Data entries for graphics:
****************

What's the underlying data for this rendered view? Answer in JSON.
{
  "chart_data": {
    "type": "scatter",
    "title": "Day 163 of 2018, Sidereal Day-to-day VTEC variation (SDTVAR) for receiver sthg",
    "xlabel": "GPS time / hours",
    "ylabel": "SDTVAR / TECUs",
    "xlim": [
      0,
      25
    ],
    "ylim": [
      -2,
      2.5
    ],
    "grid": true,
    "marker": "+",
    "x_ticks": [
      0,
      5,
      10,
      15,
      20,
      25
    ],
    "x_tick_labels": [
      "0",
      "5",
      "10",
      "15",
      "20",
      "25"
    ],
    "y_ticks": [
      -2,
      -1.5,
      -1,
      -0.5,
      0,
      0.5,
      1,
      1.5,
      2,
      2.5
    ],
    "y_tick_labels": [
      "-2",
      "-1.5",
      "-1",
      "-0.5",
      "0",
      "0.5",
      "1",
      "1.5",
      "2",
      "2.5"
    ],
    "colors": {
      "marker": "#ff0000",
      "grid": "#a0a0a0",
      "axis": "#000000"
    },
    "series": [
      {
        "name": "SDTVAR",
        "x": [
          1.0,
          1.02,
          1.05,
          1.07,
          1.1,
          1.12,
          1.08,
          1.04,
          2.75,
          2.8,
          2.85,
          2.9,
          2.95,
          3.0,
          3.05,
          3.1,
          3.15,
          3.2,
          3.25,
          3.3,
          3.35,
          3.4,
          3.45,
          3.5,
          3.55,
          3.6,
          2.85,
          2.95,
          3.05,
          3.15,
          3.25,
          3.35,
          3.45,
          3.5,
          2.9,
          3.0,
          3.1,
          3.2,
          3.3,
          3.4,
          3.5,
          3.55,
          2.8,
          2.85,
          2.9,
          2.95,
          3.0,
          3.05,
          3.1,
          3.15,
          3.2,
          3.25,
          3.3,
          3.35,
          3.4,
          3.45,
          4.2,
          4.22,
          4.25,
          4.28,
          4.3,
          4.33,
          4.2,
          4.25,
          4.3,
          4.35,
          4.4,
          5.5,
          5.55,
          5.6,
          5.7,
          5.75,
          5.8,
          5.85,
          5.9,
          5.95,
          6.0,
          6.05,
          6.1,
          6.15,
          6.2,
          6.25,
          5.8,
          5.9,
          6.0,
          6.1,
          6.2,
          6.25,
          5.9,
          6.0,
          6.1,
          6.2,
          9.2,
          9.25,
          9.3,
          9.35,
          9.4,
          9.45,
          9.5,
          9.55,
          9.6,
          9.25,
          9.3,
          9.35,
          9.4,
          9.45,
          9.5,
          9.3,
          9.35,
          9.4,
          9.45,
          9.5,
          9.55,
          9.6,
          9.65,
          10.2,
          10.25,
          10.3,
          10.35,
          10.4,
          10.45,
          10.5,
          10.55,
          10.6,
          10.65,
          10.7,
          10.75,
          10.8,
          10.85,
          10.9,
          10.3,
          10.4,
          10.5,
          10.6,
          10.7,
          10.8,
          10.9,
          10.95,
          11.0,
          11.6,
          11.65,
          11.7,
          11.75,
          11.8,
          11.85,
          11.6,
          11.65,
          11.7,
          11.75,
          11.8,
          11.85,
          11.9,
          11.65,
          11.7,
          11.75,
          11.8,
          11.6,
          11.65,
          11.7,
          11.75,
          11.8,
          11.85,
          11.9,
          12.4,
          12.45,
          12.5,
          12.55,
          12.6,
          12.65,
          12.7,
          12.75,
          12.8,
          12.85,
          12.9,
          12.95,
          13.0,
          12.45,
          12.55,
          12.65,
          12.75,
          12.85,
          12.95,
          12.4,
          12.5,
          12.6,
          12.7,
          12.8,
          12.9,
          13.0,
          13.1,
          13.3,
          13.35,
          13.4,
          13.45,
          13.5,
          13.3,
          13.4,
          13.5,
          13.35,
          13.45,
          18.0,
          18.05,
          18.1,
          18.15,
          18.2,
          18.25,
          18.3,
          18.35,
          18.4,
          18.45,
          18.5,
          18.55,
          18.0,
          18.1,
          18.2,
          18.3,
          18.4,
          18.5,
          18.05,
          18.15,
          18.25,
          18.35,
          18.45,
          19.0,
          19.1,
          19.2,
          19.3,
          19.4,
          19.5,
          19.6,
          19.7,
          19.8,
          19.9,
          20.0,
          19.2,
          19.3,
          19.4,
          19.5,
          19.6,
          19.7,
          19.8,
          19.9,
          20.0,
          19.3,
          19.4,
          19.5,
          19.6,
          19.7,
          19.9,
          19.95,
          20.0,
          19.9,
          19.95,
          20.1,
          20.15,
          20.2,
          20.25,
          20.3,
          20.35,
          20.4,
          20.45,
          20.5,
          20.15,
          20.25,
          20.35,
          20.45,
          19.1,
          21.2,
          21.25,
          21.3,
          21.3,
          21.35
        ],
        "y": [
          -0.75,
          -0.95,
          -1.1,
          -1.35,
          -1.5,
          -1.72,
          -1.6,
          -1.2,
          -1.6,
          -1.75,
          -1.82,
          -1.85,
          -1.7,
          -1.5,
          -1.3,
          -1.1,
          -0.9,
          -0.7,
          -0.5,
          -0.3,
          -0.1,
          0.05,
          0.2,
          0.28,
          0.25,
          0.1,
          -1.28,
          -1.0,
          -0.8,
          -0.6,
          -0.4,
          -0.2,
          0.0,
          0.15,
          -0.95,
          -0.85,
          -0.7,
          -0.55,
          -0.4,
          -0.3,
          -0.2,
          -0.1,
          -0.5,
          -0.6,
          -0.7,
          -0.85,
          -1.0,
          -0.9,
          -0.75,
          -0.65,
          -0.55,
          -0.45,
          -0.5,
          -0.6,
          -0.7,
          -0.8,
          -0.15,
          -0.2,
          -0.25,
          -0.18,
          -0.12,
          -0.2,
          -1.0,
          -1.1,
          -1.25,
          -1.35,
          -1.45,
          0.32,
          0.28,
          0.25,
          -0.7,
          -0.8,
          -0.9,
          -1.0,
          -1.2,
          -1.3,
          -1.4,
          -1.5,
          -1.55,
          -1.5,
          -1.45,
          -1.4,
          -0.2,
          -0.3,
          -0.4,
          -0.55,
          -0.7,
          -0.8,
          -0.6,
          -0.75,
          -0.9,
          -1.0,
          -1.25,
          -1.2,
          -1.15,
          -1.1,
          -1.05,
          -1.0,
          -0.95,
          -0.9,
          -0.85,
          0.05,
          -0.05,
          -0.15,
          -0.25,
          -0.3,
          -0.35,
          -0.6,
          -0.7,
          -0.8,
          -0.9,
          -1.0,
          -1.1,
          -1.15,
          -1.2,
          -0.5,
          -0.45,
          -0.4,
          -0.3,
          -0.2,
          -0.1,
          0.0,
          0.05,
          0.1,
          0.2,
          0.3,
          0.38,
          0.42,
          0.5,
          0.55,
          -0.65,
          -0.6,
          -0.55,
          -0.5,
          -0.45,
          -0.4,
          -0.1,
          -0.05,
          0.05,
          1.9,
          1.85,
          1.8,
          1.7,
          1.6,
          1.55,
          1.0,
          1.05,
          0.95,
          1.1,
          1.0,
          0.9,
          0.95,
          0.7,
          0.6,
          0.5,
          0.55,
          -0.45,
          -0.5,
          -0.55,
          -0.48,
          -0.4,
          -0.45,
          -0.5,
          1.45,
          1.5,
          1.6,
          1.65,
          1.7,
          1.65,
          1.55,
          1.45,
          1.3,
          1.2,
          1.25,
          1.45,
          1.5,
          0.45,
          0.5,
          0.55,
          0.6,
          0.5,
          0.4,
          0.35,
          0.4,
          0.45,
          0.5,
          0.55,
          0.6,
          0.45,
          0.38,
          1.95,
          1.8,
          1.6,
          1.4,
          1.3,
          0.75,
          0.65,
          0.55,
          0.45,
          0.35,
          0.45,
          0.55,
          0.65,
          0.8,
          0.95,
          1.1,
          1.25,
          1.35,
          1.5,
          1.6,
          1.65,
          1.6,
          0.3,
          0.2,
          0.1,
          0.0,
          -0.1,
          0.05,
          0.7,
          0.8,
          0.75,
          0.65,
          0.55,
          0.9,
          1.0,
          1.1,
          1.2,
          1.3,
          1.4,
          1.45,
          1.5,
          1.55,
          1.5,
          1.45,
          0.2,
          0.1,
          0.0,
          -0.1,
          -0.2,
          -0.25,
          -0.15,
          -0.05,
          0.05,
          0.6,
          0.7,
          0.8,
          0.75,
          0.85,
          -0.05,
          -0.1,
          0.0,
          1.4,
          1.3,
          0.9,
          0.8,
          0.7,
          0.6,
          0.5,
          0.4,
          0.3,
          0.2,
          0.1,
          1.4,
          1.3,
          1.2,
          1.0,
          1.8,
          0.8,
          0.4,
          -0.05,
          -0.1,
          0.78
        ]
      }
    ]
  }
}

****************

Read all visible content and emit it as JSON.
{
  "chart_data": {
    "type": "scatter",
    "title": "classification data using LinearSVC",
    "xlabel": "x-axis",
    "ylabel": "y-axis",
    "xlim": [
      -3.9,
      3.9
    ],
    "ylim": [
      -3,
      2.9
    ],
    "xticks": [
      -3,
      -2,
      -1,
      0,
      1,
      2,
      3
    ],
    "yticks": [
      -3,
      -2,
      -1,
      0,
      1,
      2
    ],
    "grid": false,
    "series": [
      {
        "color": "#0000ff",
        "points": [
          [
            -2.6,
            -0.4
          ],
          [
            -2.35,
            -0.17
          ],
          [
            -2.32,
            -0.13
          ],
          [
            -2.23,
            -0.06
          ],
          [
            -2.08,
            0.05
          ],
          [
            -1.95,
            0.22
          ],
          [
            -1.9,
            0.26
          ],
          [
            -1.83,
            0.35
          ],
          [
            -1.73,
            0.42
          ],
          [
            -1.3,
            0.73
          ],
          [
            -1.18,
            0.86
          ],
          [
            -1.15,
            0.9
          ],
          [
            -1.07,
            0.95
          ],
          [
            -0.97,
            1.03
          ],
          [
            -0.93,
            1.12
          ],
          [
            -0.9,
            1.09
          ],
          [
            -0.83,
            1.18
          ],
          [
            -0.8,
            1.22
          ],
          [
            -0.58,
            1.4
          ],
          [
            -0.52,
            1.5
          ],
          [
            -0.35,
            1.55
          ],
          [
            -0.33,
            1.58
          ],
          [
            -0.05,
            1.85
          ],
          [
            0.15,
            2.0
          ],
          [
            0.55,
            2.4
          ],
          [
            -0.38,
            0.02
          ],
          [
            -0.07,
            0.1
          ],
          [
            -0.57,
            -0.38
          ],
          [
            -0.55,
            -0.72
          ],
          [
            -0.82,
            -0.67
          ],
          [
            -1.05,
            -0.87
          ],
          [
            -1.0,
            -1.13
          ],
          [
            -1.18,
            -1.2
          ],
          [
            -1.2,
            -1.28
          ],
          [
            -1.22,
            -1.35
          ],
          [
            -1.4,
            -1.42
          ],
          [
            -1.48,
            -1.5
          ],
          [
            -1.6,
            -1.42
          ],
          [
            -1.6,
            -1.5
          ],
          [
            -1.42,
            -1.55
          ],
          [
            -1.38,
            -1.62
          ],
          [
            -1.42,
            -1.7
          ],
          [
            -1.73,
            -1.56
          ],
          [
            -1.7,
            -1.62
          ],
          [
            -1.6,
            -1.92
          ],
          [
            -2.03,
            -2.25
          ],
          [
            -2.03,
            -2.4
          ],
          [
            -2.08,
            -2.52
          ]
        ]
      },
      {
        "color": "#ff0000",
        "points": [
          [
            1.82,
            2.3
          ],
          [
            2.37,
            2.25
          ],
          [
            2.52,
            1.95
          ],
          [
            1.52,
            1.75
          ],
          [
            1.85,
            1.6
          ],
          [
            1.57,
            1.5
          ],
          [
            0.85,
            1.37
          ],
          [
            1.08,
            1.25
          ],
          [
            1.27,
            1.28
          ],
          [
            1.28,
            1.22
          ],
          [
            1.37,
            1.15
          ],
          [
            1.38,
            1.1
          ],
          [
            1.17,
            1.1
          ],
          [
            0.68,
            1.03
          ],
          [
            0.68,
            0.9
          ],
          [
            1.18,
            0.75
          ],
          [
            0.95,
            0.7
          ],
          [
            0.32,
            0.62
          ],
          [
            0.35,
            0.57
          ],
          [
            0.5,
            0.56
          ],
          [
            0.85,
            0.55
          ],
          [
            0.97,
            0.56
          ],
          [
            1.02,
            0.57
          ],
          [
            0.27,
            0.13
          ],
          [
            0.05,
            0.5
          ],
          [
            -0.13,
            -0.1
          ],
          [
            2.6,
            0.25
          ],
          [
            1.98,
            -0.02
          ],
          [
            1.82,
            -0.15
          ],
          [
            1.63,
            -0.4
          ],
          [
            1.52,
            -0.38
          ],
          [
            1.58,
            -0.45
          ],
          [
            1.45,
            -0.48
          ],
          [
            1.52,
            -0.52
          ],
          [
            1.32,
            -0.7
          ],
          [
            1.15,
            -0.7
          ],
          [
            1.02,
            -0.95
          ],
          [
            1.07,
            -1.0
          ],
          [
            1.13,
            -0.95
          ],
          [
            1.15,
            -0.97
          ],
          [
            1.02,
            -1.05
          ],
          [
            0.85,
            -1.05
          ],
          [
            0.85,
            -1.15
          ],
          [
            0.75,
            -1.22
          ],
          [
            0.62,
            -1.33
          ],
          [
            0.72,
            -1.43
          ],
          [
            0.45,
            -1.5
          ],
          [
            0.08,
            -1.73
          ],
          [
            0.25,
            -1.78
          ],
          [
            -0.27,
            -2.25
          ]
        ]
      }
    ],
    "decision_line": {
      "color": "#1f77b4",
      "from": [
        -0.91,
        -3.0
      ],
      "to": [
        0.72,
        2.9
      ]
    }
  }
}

****************

WHAT NEEDS TO BE DONE:
Which lines contain the word "title"? Copy each one.

RESPONSE:
    "title": "Day 163 of 2018, Sidereal Day-to-day VTEC variation (SDTVAR) for receiver sthg",
    "title": "classification data using LinearSVC",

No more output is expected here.